Exercise description –
In the listing below, count the lines with "questa" and report only the figure.

**********

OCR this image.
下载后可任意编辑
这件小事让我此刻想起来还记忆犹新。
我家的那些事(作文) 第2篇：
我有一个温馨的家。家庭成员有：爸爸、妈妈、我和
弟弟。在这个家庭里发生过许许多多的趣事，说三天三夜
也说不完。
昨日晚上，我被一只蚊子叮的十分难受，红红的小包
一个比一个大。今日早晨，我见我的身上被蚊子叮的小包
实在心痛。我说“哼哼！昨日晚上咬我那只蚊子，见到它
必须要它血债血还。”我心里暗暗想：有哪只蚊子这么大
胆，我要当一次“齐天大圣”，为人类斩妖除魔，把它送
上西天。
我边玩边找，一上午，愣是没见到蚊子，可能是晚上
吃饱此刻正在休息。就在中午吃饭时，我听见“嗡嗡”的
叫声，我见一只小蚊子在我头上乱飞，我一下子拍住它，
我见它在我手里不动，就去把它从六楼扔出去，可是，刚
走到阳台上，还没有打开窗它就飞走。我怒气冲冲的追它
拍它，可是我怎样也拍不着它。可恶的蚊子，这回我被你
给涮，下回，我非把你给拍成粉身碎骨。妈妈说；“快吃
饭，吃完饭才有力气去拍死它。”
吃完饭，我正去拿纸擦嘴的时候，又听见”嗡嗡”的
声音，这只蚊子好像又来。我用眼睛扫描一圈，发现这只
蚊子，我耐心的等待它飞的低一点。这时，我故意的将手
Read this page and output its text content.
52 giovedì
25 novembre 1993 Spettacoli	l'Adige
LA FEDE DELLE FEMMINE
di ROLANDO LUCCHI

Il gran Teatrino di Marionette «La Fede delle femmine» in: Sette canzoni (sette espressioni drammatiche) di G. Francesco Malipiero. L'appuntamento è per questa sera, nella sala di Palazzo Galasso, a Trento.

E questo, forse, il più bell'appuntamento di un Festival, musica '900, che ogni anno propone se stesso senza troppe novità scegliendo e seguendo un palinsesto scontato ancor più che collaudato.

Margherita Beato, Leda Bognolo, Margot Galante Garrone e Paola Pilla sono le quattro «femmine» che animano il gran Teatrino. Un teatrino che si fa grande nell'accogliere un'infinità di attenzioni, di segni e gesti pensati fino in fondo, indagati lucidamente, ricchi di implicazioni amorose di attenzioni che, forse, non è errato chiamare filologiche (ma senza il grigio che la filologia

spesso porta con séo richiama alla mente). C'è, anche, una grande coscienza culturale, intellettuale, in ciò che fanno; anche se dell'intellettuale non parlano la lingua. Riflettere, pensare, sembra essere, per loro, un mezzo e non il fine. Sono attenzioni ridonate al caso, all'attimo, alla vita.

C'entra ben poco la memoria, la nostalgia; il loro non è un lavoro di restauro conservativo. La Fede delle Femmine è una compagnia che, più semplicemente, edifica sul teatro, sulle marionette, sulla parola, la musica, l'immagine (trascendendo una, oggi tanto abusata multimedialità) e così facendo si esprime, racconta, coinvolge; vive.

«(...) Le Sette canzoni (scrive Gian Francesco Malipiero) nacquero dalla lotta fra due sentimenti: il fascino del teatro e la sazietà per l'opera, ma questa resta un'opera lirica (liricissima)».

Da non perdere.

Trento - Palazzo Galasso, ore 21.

**********

Exercise solution –
2